● **What is expected**: Locate each line of the material that contains "воздушных", then return it.

(Data records)

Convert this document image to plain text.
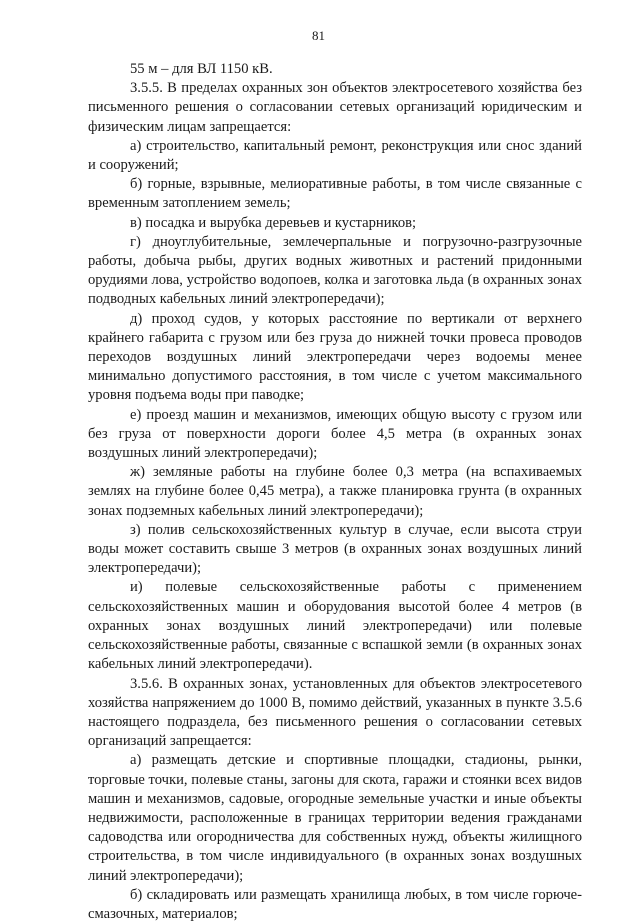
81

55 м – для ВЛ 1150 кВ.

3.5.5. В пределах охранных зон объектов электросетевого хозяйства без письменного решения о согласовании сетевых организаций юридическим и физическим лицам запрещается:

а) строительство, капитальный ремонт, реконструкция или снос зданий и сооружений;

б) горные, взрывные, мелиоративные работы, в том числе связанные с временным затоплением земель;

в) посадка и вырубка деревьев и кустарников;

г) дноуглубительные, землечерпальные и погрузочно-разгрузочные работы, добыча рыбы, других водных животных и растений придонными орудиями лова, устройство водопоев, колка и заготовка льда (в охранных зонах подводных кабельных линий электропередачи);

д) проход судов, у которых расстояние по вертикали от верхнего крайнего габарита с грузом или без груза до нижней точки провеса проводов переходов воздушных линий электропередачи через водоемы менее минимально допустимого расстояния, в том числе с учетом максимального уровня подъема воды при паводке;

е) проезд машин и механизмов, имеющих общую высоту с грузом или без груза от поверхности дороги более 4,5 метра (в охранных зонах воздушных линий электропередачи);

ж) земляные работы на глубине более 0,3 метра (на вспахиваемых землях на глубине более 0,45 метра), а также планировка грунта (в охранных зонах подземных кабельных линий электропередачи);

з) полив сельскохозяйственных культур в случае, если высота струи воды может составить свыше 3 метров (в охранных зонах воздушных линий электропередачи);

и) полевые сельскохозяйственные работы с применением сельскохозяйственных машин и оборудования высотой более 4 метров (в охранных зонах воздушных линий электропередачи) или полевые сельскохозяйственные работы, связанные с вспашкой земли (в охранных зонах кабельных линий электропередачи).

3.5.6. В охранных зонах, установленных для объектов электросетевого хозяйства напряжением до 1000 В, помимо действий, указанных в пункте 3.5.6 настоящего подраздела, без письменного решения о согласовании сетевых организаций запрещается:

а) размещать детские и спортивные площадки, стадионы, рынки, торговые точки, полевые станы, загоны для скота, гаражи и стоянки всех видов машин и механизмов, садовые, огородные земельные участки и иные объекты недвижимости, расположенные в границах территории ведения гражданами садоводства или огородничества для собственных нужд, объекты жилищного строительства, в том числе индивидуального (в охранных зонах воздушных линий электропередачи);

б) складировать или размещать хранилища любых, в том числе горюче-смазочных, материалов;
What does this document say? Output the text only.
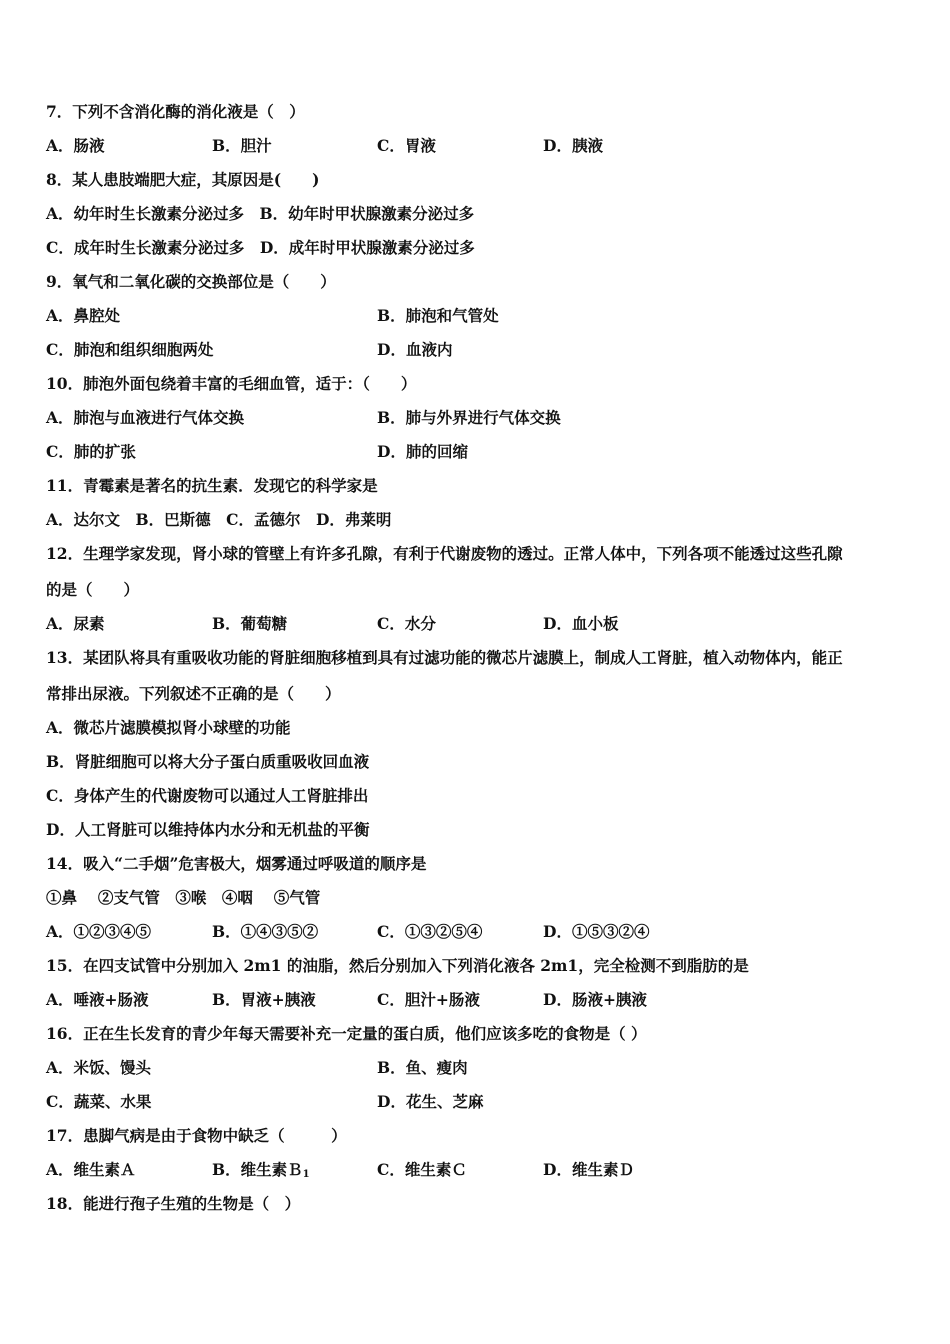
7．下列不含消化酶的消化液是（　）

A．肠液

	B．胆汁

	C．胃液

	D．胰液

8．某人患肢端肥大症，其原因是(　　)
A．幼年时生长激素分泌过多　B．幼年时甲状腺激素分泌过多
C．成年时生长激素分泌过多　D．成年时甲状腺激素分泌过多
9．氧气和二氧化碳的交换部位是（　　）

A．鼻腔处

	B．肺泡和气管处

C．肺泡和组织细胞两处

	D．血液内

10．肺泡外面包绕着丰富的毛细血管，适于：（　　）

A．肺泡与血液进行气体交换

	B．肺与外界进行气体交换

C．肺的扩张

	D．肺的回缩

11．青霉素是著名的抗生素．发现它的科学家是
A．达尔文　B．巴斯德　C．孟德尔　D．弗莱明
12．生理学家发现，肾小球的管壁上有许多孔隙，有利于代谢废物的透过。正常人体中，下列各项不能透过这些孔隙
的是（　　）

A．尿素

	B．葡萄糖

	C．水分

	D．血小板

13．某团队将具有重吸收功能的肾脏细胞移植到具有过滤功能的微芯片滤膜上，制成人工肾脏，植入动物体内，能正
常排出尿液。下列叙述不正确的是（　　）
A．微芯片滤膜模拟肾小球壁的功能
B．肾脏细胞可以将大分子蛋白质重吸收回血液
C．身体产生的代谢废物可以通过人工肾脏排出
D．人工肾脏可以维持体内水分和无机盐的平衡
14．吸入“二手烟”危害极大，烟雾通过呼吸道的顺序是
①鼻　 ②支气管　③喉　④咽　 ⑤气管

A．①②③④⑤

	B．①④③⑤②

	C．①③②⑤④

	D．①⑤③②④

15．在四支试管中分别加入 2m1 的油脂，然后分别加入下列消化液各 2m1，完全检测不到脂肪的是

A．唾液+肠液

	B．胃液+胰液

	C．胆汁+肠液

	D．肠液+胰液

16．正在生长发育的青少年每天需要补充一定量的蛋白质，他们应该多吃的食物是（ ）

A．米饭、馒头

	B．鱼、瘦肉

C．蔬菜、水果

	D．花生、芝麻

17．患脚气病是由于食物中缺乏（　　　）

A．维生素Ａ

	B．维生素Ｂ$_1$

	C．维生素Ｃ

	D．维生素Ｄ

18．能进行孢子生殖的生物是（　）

---

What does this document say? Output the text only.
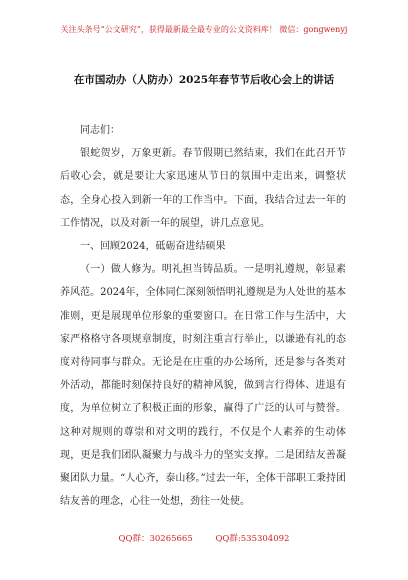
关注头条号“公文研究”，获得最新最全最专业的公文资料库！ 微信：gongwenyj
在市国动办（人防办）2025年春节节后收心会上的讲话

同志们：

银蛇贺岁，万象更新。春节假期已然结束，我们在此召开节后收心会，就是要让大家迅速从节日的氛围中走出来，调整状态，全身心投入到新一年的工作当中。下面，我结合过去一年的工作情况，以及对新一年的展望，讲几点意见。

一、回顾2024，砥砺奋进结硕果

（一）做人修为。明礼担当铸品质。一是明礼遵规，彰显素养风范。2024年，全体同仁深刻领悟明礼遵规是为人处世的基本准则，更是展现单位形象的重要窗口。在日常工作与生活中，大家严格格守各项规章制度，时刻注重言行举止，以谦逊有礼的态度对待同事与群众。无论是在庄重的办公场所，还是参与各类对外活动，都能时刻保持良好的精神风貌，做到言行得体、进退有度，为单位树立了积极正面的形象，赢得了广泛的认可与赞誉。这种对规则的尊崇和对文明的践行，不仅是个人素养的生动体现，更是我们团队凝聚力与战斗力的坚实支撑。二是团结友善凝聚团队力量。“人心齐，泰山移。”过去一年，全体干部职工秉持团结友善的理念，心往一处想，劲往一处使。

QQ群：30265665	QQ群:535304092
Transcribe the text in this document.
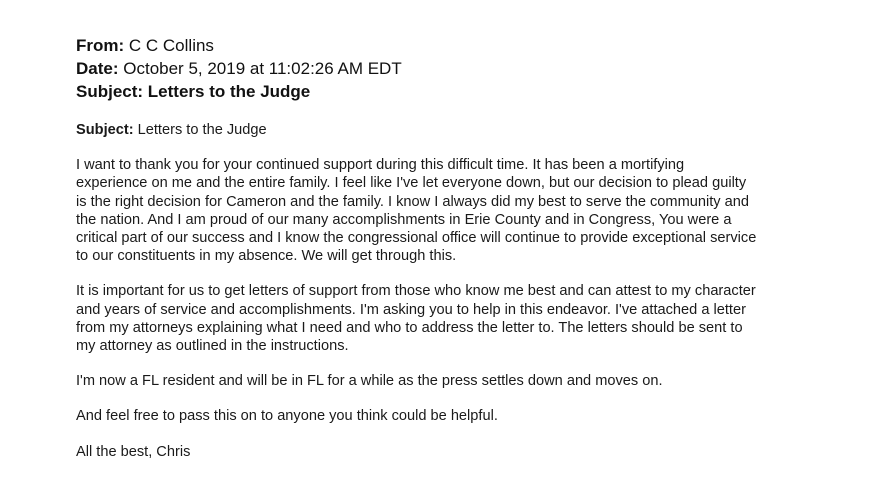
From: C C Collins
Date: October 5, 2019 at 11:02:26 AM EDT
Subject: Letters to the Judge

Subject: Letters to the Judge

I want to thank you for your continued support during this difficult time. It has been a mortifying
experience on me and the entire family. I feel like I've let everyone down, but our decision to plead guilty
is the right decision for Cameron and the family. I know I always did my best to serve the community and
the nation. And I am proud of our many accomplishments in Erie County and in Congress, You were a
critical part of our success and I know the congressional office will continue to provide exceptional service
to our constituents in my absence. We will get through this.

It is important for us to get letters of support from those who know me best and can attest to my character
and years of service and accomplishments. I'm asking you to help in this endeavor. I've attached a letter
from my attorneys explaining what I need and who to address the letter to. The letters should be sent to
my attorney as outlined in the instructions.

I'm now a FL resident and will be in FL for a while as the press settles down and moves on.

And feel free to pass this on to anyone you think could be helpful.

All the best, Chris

● **Answer to this task**:
д) проход судов, у которых расстояние по вертикали от верхнего крайнего габарита с грузом или без груза до нижней точки провеса проводов переходов воздушных линий электропередачи через водоемы менее минимально допустимого расстояния, в том числе с учетом максимального уровня подъема воды при паводке;
е) проезд машин и механизмов, имеющих общую высоту с грузом или без груза от поверхности дороги более 4,5 метра (в охранных зонах воздушных линий электропередачи);
з) полив сельскохозяйственных культур в случае, если высота струи воды может составить свыше 3 метров (в охранных зонах воздушных линий электропередачи);
и) полевые сельскохозяйственные работы с применением сельскохозяйственных машин и оборудования высотой более 4 метров (в охранных зонах воздушных линий электропередачи) или полевые сельскохозяйственные работы, связанные с вспашкой земли (в охранных зонах кабельных линий электропередачи).
а) размещать детские и спортивные площадки, стадионы, рынки, торговые точки, полевые станы, загоны для скота, гаражи и стоянки всех видов машин и механизмов, садовые, огородные земельные участки и иные объекты недвижимости, расположенные в границах территории ведения гражданами садоводства или огородничества для собственных нужд, объекты жилищного строительства, в том числе индивидуального (в охранных зонах воздушных линий электропередачи);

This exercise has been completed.